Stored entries
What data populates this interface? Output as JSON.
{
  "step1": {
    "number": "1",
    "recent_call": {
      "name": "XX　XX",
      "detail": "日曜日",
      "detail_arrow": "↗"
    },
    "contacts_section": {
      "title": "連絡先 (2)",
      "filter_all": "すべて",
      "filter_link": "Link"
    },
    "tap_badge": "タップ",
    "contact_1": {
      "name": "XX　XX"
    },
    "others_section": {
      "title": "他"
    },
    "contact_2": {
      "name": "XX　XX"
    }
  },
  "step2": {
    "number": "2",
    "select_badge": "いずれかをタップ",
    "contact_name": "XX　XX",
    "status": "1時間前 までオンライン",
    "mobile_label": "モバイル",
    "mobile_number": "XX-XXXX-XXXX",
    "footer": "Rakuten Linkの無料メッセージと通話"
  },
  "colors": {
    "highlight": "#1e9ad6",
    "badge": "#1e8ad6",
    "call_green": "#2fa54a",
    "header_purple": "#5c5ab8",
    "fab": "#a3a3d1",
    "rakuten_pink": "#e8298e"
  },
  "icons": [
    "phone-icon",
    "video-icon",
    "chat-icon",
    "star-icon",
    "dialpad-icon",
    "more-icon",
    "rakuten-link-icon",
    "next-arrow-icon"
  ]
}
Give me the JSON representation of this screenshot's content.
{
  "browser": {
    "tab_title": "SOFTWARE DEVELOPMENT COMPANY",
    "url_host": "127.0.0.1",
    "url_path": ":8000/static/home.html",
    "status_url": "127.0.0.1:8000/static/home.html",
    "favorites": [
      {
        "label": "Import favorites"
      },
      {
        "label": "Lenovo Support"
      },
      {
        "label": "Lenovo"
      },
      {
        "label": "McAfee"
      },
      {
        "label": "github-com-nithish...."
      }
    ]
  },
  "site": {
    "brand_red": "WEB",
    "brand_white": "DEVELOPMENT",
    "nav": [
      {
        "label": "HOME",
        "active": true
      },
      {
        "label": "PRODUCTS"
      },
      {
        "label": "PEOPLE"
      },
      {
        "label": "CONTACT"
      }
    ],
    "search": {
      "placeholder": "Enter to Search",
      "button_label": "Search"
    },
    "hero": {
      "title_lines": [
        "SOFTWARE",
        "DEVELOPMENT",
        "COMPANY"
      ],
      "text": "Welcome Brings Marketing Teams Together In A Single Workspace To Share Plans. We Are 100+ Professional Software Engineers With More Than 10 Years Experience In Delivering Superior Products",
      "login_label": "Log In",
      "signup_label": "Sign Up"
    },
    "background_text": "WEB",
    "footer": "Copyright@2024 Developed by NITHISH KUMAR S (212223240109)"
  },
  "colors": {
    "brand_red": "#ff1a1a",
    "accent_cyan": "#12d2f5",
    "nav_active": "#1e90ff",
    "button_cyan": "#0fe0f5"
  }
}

WRITTEN REQUEST: Copy the data above in full, character for character.

RESULT FOR THIS TASK:
What data populates this interface? Output as JSON.
{
  "step1": {
    "number": "1",
    "recent_call": {
      "name": "XX　XX",
      "detail": "日曜日",
      "detail_arrow": "↗"
    },
    "contacts_section": {
      "title": "連絡先 (2)",
      "filter_all": "すべて",
      "filter_link": "Link"
    },
    "tap_badge": "タップ",
    "contact_1": {
      "name": "XX　XX"
    },
    "others_section": {
      "title": "他"
    },
    "contact_2": {
      "name": "XX　XX"
    }
  },
  "step2": {
    "number": "2",
    "select_badge": "いずれかをタップ",
    "contact_name": "XX　XX",
    "status": "1時間前 までオンライン",
    "mobile_label": "モバイル",
    "mobile_number": "XX-XXXX-XXXX",
    "footer": "Rakuten Linkの無料メッセージと通話"
  },
  "colors": {
    "highlight": "#1e9ad6",
    "badge": "#1e8ad6",
    "call_green": "#2fa54a",
    "header_purple": "#5c5ab8",
    "fab": "#a3a3d1",
    "rakuten_pink": "#e8298e"
  },
  "icons": [
    "phone-icon",
    "video-icon",
    "chat-icon",
    "star-icon",
    "dialpad-icon",
    "more-icon",
    "rakuten-link-icon",
    "next-arrow-icon"
  ]
}
Give me the JSON representation of this screenshot's content.
{
  "browser": {
    "tab_title": "SOFTWARE DEVELOPMENT COMPANY",
    "url_host": "127.0.0.1",
    "url_path": ":8000/static/home.html",
    "status_url": "127.0.0.1:8000/static/home.html",
    "favorites": [
      {
        "label": "Import favorites"
      },
      {
        "label": "Lenovo Support"
      },
      {
        "label": "Lenovo"
      },
      {
        "label": "McAfee"
      },
      {
        "label": "github-com-nithish...."
      }
    ]
  },
  "site": {
    "brand_red": "WEB",
    "brand_white": "DEVELOPMENT",
    "nav": [
      {
        "label": "HOME",
        "active": true
      },
      {
        "label": "PRODUCTS"
      },
      {
        "label": "PEOPLE"
      },
      {
        "label": "CONTACT"
      }
    ],
    "search": {
      "placeholder": "Enter to Search",
      "button_label": "Search"
    },
    "hero": {
      "title_lines": [
        "SOFTWARE",
        "DEVELOPMENT",
        "COMPANY"
      ],
      "text": "Welcome Brings Marketing Teams Together In A Single Workspace To Share Plans. We Are 100+ Professional Software Engineers With More Than 10 Years Experience In Delivering Superior Products",
      "login_label": "Log In",
      "signup_label": "Sign Up"
    },
    "background_text": "WEB",
    "footer": "Copyright@2024 Developed by NITHISH KUMAR S (212223240109)"
  },
  "colors": {
    "brand_red": "#ff1a1a",
    "accent_cyan": "#12d2f5",
    "nav_active": "#1e90ff",
    "button_cyan": "#0fe0f5"
  }
}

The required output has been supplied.